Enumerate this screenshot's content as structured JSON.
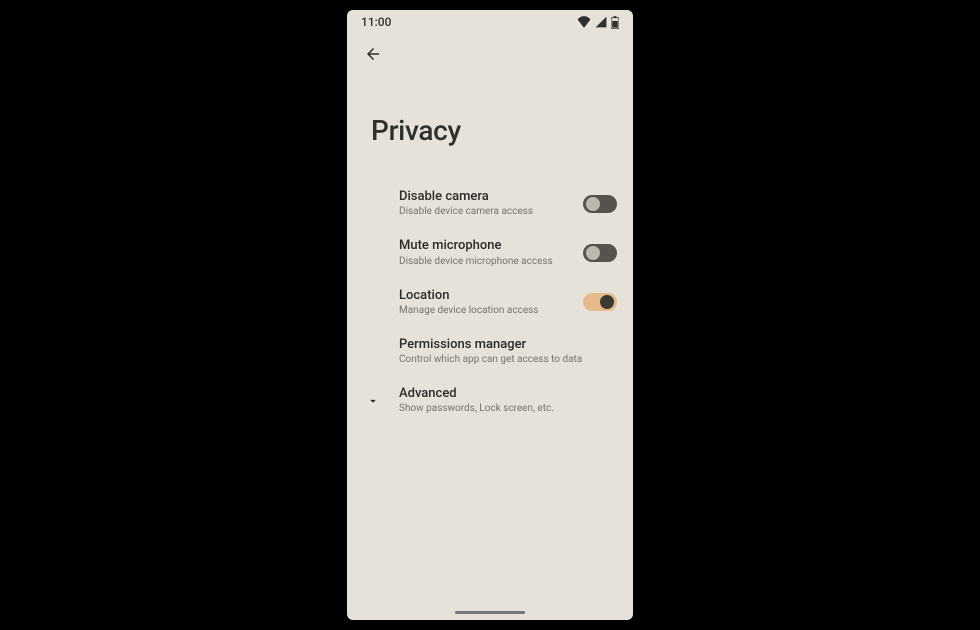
{
  "status": {
    "time": "11:00"
  },
  "page": {
    "title": "Privacy"
  },
  "settings": [
    {
      "title": "Disable camera",
      "subtitle": "Disable device camera access",
      "toggle": "off"
    },
    {
      "title": "Mute microphone",
      "subtitle": "Disable device microphone access",
      "toggle": "off"
    },
    {
      "title": "Location",
      "subtitle": "Manage device location access",
      "toggle": "on"
    },
    {
      "title": "Permissions manager",
      "subtitle": "Control which app can get access to data"
    },
    {
      "title": "Advanced",
      "subtitle": "Show passwords, Lock screen, etc.",
      "expandable": true
    }
  ],
  "colors": {
    "background": "#e7e2d9",
    "toggle_off_track": "#56534d",
    "toggle_off_knob": "#bdb8ae",
    "toggle_on_track": "#e6b98a",
    "toggle_on_knob": "#3b3933"
  }
}
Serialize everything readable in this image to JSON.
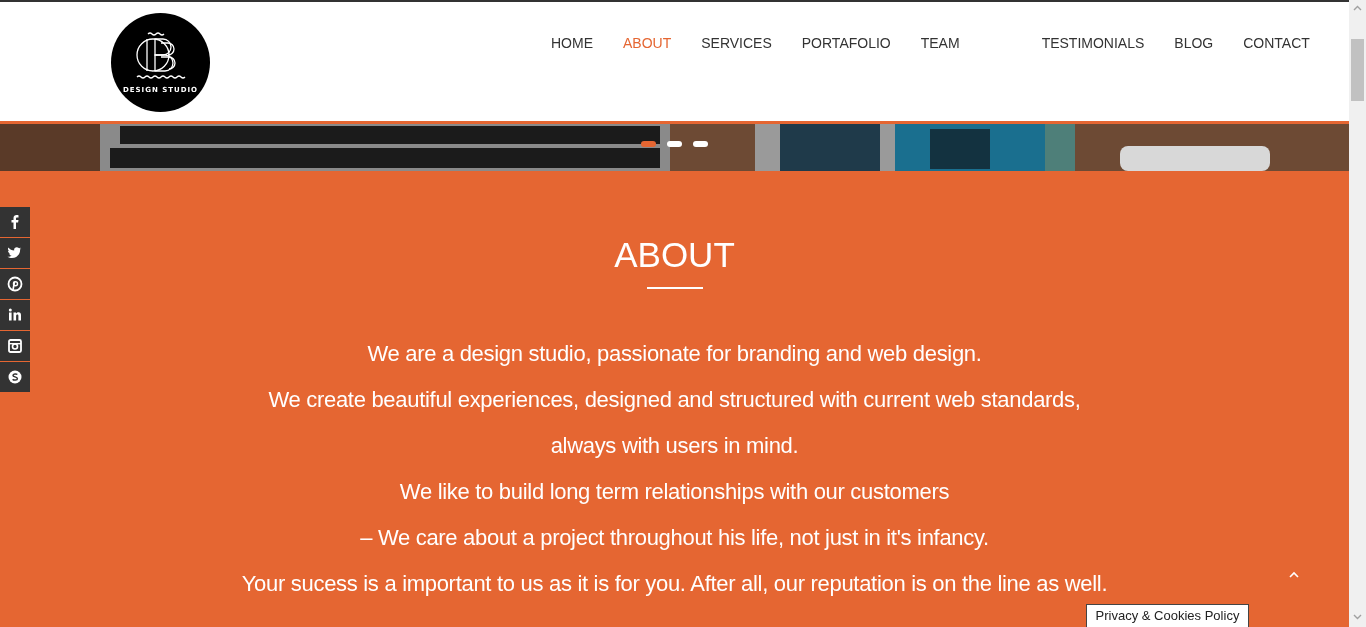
{
  "logo": {
    "caption": "DESIGN STUDIO"
  },
  "nav": [
    {
      "label": "HOME",
      "selected": false
    },
    {
      "label": "ABOUT",
      "selected": true
    },
    {
      "label": "SERVICES",
      "selected": false
    },
    {
      "label": "PORTAFOLIO",
      "selected": false
    },
    {
      "label": "TEAM",
      "selected": false
    },
    {
      "label": "TESTIMONIALS",
      "selected": false
    },
    {
      "label": "BLOG",
      "selected": false
    },
    {
      "label": "CONTACT",
      "selected": false
    }
  ],
  "slider_dots": [
    {
      "selected": true
    },
    {
      "selected": false
    },
    {
      "selected": false
    }
  ],
  "about": {
    "title": "ABOUT",
    "lines": [
      "We are a design studio, passionate for branding and web design.",
      "We create beautiful experiences, designed and structured with current web standards,",
      "always with users in mind.",
      "We like to build long term relationships with our customers",
      "– We care about a project throughout his life, not just in it's infancy.",
      "Your sucess is a important to us as it is for you. After all, our reputation is on the line as well."
    ]
  },
  "privacy_button": "Privacy & Cookies Policy"
}
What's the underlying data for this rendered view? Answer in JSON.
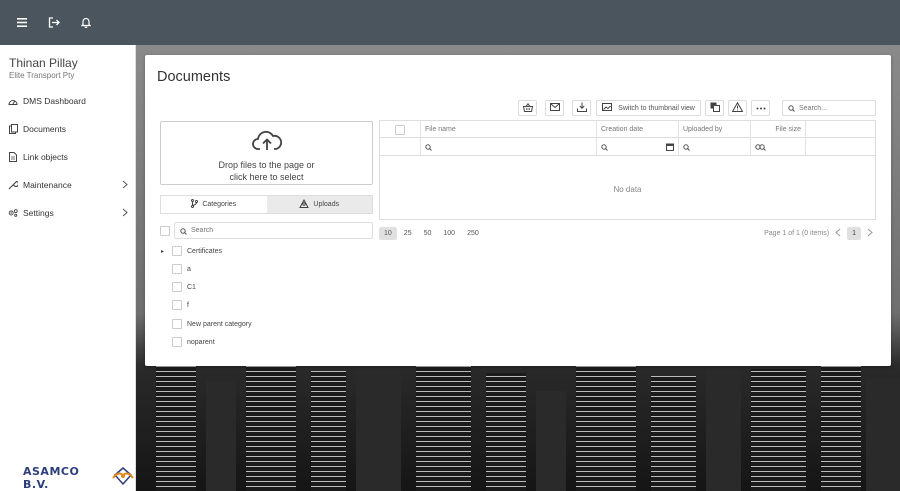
{
  "topbar": {
    "icons": [
      "menu-icon",
      "logout-icon",
      "bell-icon"
    ]
  },
  "user": {
    "name": "Thinan Pillay",
    "company": "Elite Transport Pty"
  },
  "sidebar": {
    "items": [
      {
        "label": "DMS Dashboard",
        "icon": "dashboard-icon",
        "has_children": false
      },
      {
        "label": "Documents",
        "icon": "documents-icon",
        "has_children": false
      },
      {
        "label": "Link objects",
        "icon": "link-objects-icon",
        "has_children": false
      },
      {
        "label": "Maintenance",
        "icon": "wrench-icon",
        "has_children": true
      },
      {
        "label": "Settings",
        "icon": "gear-icon",
        "has_children": true
      }
    ]
  },
  "logo": {
    "text": "ASAMCO B.V."
  },
  "main": {
    "title": "Documents",
    "toolbar": {
      "switch_view_label": "Switch to thumbnail view",
      "search_placeholder": "Search..."
    },
    "dropzone": {
      "line1": "Drop files to the page or",
      "line2": "click here to select"
    },
    "tabs": {
      "categories": "Categories",
      "uploads": "Uploads"
    },
    "category_search_placeholder": "Search",
    "categories": [
      {
        "label": "Certificates",
        "expandable": true
      },
      {
        "label": "a",
        "expandable": false
      },
      {
        "label": "C1",
        "expandable": false
      },
      {
        "label": "f",
        "expandable": false
      },
      {
        "label": "New parent category",
        "expandable": false
      },
      {
        "label": "noparent",
        "expandable": false
      }
    ],
    "grid": {
      "columns": {
        "file_name": "File name",
        "creation_date": "Creation date",
        "uploaded_by": "Uploaded by",
        "file_size": "File size"
      },
      "empty_text": "No data"
    },
    "pager": {
      "page_sizes": [
        "10",
        "25",
        "50",
        "100",
        "250"
      ],
      "selected_page_size": "10",
      "info": "Page 1 of 1 (0 items)",
      "current_page": "1"
    }
  }
}
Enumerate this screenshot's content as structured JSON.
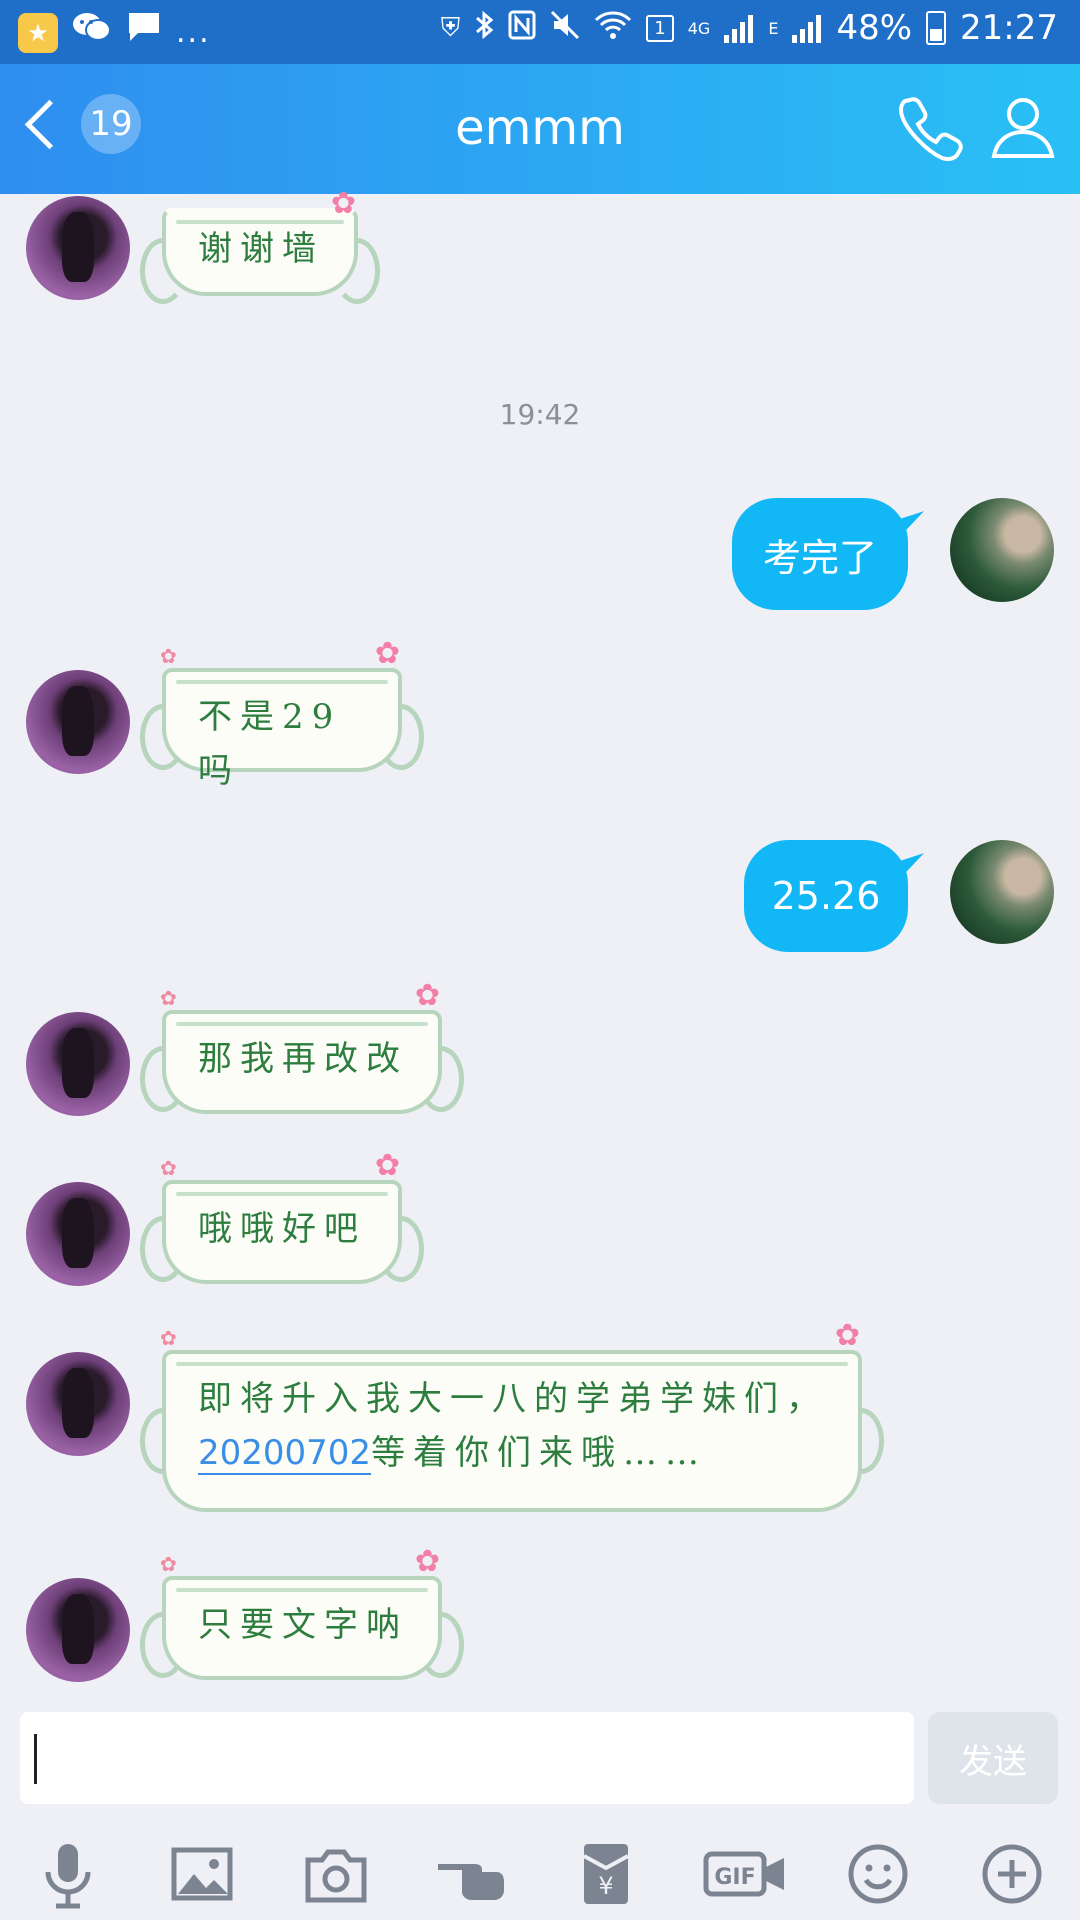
{
  "status_bar": {
    "time": "21:27",
    "battery": "48%",
    "sim_slot": "1",
    "network_4g": "4G",
    "network_e": "E",
    "overflow": "..."
  },
  "header": {
    "title": "emmm",
    "unread_count": "19",
    "icons": [
      "back-icon",
      "phone-icon",
      "profile-icon"
    ]
  },
  "chat": {
    "timestamp": "19:42",
    "messages": [
      {
        "from": "other",
        "text": "谢谢墙"
      },
      {
        "from": "me",
        "text": "考完了"
      },
      {
        "from": "other",
        "text": "不是29吗"
      },
      {
        "from": "me",
        "text": "25.26"
      },
      {
        "from": "other",
        "text": "那我再改改"
      },
      {
        "from": "other",
        "text": "哦哦好吧"
      },
      {
        "from": "other",
        "text_line1": "即将升入我大一八的学弟学妹们，",
        "link": "20200702",
        "text_line2_rest": "等着你们来哦……"
      },
      {
        "from": "other",
        "text": "只要文字呐"
      }
    ]
  },
  "input": {
    "value": "",
    "send_label": "发送"
  },
  "toolbar": {
    "items": [
      "mic-icon",
      "image-icon",
      "camera-icon",
      "poke-icon",
      "red-packet-icon",
      "gif-icon",
      "emoji-icon",
      "plus-icon"
    ],
    "gif_label": "GIF",
    "red_packet_label": "¥"
  },
  "colors": {
    "header_start": "#2f8ef0",
    "header_end": "#29c0f5",
    "my_bubble": "#12b7f5",
    "cute_text": "#2d7d3f",
    "link": "#3a8ee6"
  }
}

▸ GIVEN PROBLEM: Pictures are excluded; output everything else in the data verbatim.

▸ SOLUTION TO THE EXERCISE:
Enumerate this screenshot's content as structured JSON.
{
  "status": {
    "time": "11:00"
  },
  "page": {
    "title": "Privacy"
  },
  "settings": [
    {
      "title": "Disable camera",
      "subtitle": "Disable device camera access",
      "toggle": "off"
    },
    {
      "title": "Mute microphone",
      "subtitle": "Disable device microphone access",
      "toggle": "off"
    },
    {
      "title": "Location",
      "subtitle": "Manage device location access",
      "toggle": "on"
    },
    {
      "title": "Permissions manager",
      "subtitle": "Control which app can get access to data"
    },
    {
      "title": "Advanced",
      "subtitle": "Show passwords, Lock screen, etc.",
      "expandable": true
    }
  ],
  "colors": {
    "background": "#e7e2d9",
    "toggle_off_track": "#56534d",
    "toggle_off_knob": "#bdb8ae",
    "toggle_on_track": "#e6b98a",
    "toggle_on_knob": "#3b3933"
  }
}
Serialize everything readable in this image to JSON.
{
  "logo": {
    "caption": "DESIGN STUDIO"
  },
  "nav": [
    {
      "label": "HOME",
      "selected": false
    },
    {
      "label": "ABOUT",
      "selected": true
    },
    {
      "label": "SERVICES",
      "selected": false
    },
    {
      "label": "PORTAFOLIO",
      "selected": false
    },
    {
      "label": "TEAM",
      "selected": false
    },
    {
      "label": "TESTIMONIALS",
      "selected": false
    },
    {
      "label": "BLOG",
      "selected": false
    },
    {
      "label": "CONTACT",
      "selected": false
    }
  ],
  "slider_dots": [
    {
      "selected": true
    },
    {
      "selected": false
    },
    {
      "selected": false
    }
  ],
  "about": {
    "title": "ABOUT",
    "lines": [
      "We are a design studio, passionate for branding and web design.",
      "We create beautiful experiences, designed and structured with current web standards,",
      "always with users in mind.",
      "We like to build long term relationships with our customers",
      "– We care about a project throughout his life, not just in it's infancy.",
      "Your sucess is a important to us as it is for you. After all, our reputation is on the line as well."
    ]
  },
  "privacy_button": "Privacy & Cookies Policy"
}
What's the underlying data for this rendered view? Answer in JSON.
{
  "topbar": {
    "icons": [
      "menu-icon",
      "logout-icon",
      "bell-icon"
    ]
  },
  "user": {
    "name": "Thinan Pillay",
    "company": "Elite Transport Pty"
  },
  "sidebar": {
    "items": [
      {
        "label": "DMS Dashboard",
        "icon": "dashboard-icon",
        "has_children": false
      },
      {
        "label": "Documents",
        "icon": "documents-icon",
        "has_children": false
      },
      {
        "label": "Link objects",
        "icon": "link-objects-icon",
        "has_children": false
      },
      {
        "label": "Maintenance",
        "icon": "wrench-icon",
        "has_children": true
      },
      {
        "label": "Settings",
        "icon": "gear-icon",
        "has_children": true
      }
    ]
  },
  "logo": {
    "text": "ASAMCO B.V."
  },
  "main": {
    "title": "Documents",
    "toolbar": {
      "switch_view_label": "Switch to thumbnail view",
      "search_placeholder": "Search..."
    },
    "dropzone": {
      "line1": "Drop files to the page or",
      "line2": "click here to select"
    },
    "tabs": {
      "categories": "Categories",
      "uploads": "Uploads"
    },
    "category_search_placeholder": "Search",
    "categories": [
      {
        "label": "Certificates",
        "expandable": true
      },
      {
        "label": "a",
        "expandable": false
      },
      {
        "label": "C1",
        "expandable": false
      },
      {
        "label": "f",
        "expandable": false
      },
      {
        "label": "New parent category",
        "expandable": false
      },
      {
        "label": "noparent",
        "expandable": false
      }
    ],
    "grid": {
      "columns": {
        "file_name": "File name",
        "creation_date": "Creation date",
        "uploaded_by": "Uploaded by",
        "file_size": "File size"
      },
      "empty_text": "No data"
    },
    "pager": {
      "page_sizes": [
        "10",
        "25",
        "50",
        "100",
        "250"
      ],
      "selected_page_size": "10",
      "info": "Page 1 of 1 (0 items)",
      "current_page": "1"
    }
  }
}
Enumerate this screenshot's content as structured JSON.
{
  "status_bar": {
    "time": "21:27",
    "battery": "48%",
    "sim_slot": "1",
    "network_4g": "4G",
    "network_e": "E",
    "overflow": "..."
  },
  "header": {
    "title": "emmm",
    "unread_count": "19",
    "icons": [
      "back-icon",
      "phone-icon",
      "profile-icon"
    ]
  },
  "chat": {
    "timestamp": "19:42",
    "messages": [
      {
        "from": "other",
        "text": "谢谢墙"
      },
      {
        "from": "me",
        "text": "考完了"
      },
      {
        "from": "other",
        "text": "不是29吗"
      },
      {
        "from": "me",
        "text": "25.26"
      },
      {
        "from": "other",
        "text": "那我再改改"
      },
      {
        "from": "other",
        "text": "哦哦好吧"
      },
      {
        "from": "other",
        "text_line1": "即将升入我大一八的学弟学妹们，",
        "link": "20200702",
        "text_line2_rest": "等着你们来哦……"
      },
      {
        "from": "other",
        "text": "只要文字呐"
      }
    ]
  },
  "input": {
    "value": "",
    "send_label": "发送"
  },
  "toolbar": {
    "items": [
      "mic-icon",
      "image-icon",
      "camera-icon",
      "poke-icon",
      "red-packet-icon",
      "gif-icon",
      "emoji-icon",
      "plus-icon"
    ],
    "gif_label": "GIF",
    "red_packet_label": "¥"
  },
  "colors": {
    "header_start": "#2f8ef0",
    "header_end": "#29c0f5",
    "my_bubble": "#12b7f5",
    "cute_text": "#2d7d3f",
    "link": "#3a8ee6"
  }
}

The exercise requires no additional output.